§ WHAT NEEDS TO BE DONE
Gather the lines from the material that contain "icon".

§ DATASET ENTRIES
------------------------------------------------------------
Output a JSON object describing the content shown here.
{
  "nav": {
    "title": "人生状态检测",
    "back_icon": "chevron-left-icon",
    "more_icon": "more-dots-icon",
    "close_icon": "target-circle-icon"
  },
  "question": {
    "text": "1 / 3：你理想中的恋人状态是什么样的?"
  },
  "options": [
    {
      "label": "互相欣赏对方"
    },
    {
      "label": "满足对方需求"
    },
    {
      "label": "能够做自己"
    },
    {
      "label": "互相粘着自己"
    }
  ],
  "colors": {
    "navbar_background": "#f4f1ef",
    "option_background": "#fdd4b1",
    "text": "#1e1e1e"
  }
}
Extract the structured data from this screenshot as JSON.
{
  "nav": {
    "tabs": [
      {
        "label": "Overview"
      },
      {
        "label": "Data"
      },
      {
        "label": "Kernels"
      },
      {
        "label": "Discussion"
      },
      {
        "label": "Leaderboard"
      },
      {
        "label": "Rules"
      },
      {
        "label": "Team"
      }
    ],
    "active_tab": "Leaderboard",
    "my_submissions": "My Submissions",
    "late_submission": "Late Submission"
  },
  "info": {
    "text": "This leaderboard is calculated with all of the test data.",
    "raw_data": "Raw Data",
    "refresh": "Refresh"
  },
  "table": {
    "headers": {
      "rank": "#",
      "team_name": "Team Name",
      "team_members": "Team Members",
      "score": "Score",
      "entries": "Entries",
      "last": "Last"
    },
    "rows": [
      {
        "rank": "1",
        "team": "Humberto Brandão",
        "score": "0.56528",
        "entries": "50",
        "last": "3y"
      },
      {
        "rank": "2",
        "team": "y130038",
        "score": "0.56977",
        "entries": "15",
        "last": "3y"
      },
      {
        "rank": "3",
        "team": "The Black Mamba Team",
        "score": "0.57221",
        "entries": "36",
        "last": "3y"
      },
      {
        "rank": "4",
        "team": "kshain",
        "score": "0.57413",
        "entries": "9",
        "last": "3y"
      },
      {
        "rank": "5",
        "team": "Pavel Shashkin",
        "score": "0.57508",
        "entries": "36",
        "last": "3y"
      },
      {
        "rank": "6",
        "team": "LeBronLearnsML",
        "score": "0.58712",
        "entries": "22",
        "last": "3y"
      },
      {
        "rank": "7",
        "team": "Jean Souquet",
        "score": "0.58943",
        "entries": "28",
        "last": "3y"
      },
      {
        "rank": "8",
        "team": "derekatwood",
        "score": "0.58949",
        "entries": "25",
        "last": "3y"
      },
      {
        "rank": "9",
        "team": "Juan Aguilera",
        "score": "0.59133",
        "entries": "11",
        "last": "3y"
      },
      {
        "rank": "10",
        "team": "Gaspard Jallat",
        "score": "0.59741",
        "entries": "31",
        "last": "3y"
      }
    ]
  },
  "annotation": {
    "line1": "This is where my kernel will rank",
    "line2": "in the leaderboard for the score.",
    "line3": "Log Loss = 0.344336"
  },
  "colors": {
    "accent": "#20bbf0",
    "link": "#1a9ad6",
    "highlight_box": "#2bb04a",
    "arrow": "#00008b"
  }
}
------------------------------------------------------------
§ PROBLEM SOLUTION
    "back_icon": "chevron-left-icon",
    "more_icon": "more-dots-icon",
    "close_icon": "target-circle-icon"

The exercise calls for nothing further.